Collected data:
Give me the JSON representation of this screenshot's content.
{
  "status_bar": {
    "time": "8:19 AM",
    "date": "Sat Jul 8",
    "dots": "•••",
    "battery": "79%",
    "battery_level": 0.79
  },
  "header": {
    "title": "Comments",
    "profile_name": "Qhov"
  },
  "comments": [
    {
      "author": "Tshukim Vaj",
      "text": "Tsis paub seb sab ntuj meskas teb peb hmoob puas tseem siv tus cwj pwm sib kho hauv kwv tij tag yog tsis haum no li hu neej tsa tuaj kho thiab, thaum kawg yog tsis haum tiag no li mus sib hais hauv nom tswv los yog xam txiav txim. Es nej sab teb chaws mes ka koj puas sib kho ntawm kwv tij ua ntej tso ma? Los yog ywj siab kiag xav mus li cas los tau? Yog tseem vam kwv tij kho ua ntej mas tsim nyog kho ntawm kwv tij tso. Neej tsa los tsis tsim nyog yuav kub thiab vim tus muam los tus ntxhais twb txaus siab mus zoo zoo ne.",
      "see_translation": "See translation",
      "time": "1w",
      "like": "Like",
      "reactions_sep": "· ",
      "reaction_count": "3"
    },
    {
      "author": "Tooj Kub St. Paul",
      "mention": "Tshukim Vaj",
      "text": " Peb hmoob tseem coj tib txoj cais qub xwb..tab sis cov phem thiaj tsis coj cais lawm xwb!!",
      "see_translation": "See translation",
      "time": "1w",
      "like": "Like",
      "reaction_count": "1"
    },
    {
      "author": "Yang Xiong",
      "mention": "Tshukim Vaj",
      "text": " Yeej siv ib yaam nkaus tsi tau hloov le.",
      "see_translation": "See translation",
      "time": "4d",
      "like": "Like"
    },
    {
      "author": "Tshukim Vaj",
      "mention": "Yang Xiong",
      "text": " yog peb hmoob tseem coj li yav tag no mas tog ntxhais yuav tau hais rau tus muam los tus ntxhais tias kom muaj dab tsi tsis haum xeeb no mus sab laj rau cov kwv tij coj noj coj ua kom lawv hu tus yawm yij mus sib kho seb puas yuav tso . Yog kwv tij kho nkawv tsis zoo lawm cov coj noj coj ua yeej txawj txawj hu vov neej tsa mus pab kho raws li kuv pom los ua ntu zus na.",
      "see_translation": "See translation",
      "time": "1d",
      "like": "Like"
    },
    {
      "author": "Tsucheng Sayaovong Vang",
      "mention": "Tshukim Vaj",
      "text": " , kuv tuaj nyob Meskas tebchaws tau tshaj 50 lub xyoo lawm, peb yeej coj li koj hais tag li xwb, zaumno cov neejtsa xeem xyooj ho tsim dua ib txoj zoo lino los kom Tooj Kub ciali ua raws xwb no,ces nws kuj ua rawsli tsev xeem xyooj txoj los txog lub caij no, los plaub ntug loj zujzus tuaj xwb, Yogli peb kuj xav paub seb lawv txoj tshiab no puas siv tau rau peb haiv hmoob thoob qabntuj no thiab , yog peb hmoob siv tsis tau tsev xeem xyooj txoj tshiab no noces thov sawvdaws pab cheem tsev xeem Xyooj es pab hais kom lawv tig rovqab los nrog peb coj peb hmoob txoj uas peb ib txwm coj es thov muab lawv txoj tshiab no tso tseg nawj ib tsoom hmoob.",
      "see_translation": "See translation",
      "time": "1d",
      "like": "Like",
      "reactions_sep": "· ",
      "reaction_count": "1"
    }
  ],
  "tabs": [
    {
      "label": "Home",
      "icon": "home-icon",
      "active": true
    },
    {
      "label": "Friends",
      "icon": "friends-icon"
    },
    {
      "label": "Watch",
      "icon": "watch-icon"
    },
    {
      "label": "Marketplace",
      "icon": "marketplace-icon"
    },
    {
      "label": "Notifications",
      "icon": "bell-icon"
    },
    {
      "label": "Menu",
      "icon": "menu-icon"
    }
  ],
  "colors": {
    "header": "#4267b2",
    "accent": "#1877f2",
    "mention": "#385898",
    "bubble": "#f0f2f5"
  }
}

The task:
Write the listing out again, exactly as shown above.

Solution to this problem:
Give me the JSON representation of this screenshot's content.
{
  "status_bar": {
    "time": "8:19 AM",
    "date": "Sat Jul 8",
    "dots": "•••",
    "battery": "79%",
    "battery_level": 0.79
  },
  "header": {
    "title": "Comments",
    "profile_name": "Qhov"
  },
  "comments": [
    {
      "author": "Tshukim Vaj",
      "text": "Tsis paub seb sab ntuj meskas teb peb hmoob puas tseem siv tus cwj pwm sib kho hauv kwv tij tag yog tsis haum no li hu neej tsa tuaj kho thiab, thaum kawg yog tsis haum tiag no li mus sib hais hauv nom tswv los yog xam txiav txim. Es nej sab teb chaws mes ka koj puas sib kho ntawm kwv tij ua ntej tso ma? Los yog ywj siab kiag xav mus li cas los tau? Yog tseem vam kwv tij kho ua ntej mas tsim nyog kho ntawm kwv tij tso. Neej tsa los tsis tsim nyog yuav kub thiab vim tus muam los tus ntxhais twb txaus siab mus zoo zoo ne.",
      "see_translation": "See translation",
      "time": "1w",
      "like": "Like",
      "reactions_sep": "· ",
      "reaction_count": "3"
    },
    {
      "author": "Tooj Kub St. Paul",
      "mention": "Tshukim Vaj",
      "text": " Peb hmoob tseem coj tib txoj cais qub xwb..tab sis cov phem thiaj tsis coj cais lawm xwb!!",
      "see_translation": "See translation",
      "time": "1w",
      "like": "Like",
      "reaction_count": "1"
    },
    {
      "author": "Yang Xiong",
      "mention": "Tshukim Vaj",
      "text": " Yeej siv ib yaam nkaus tsi tau hloov le.",
      "see_translation": "See translation",
      "time": "4d",
      "like": "Like"
    },
    {
      "author": "Tshukim Vaj",
      "mention": "Yang Xiong",
      "text": " yog peb hmoob tseem coj li yav tag no mas tog ntxhais yuav tau hais rau tus muam los tus ntxhais tias kom muaj dab tsi tsis haum xeeb no mus sab laj rau cov kwv tij coj noj coj ua kom lawv hu tus yawm yij mus sib kho seb puas yuav tso . Yog kwv tij kho nkawv tsis zoo lawm cov coj noj coj ua yeej txawj txawj hu vov neej tsa mus pab kho raws li kuv pom los ua ntu zus na.",
      "see_translation": "See translation",
      "time": "1d",
      "like": "Like"
    },
    {
      "author": "Tsucheng Sayaovong Vang",
      "mention": "Tshukim Vaj",
      "text": " , kuv tuaj nyob Meskas tebchaws tau tshaj 50 lub xyoo lawm, peb yeej coj li koj hais tag li xwb, zaumno cov neejtsa xeem xyooj ho tsim dua ib txoj zoo lino los kom Tooj Kub ciali ua raws xwb no,ces nws kuj ua rawsli tsev xeem xyooj txoj los txog lub caij no, los plaub ntug loj zujzus tuaj xwb, Yogli peb kuj xav paub seb lawv txoj tshiab no puas siv tau rau peb haiv hmoob thoob qabntuj no thiab , yog peb hmoob siv tsis tau tsev xeem xyooj txoj tshiab no noces thov sawvdaws pab cheem tsev xeem Xyooj es pab hais kom lawv tig rovqab los nrog peb coj peb hmoob txoj uas peb ib txwm coj es thov muab lawv txoj tshiab no tso tseg nawj ib tsoom hmoob.",
      "see_translation": "See translation",
      "time": "1d",
      "like": "Like",
      "reactions_sep": "· ",
      "reaction_count": "1"
    }
  ],
  "tabs": [
    {
      "label": "Home",
      "icon": "home-icon",
      "active": true
    },
    {
      "label": "Friends",
      "icon": "friends-icon"
    },
    {
      "label": "Watch",
      "icon": "watch-icon"
    },
    {
      "label": "Marketplace",
      "icon": "marketplace-icon"
    },
    {
      "label": "Notifications",
      "icon": "bell-icon"
    },
    {
      "label": "Menu",
      "icon": "menu-icon"
    }
  ],
  "colors": {
    "header": "#4267b2",
    "accent": "#1877f2",
    "mention": "#385898",
    "bubble": "#f0f2f5"
  }
}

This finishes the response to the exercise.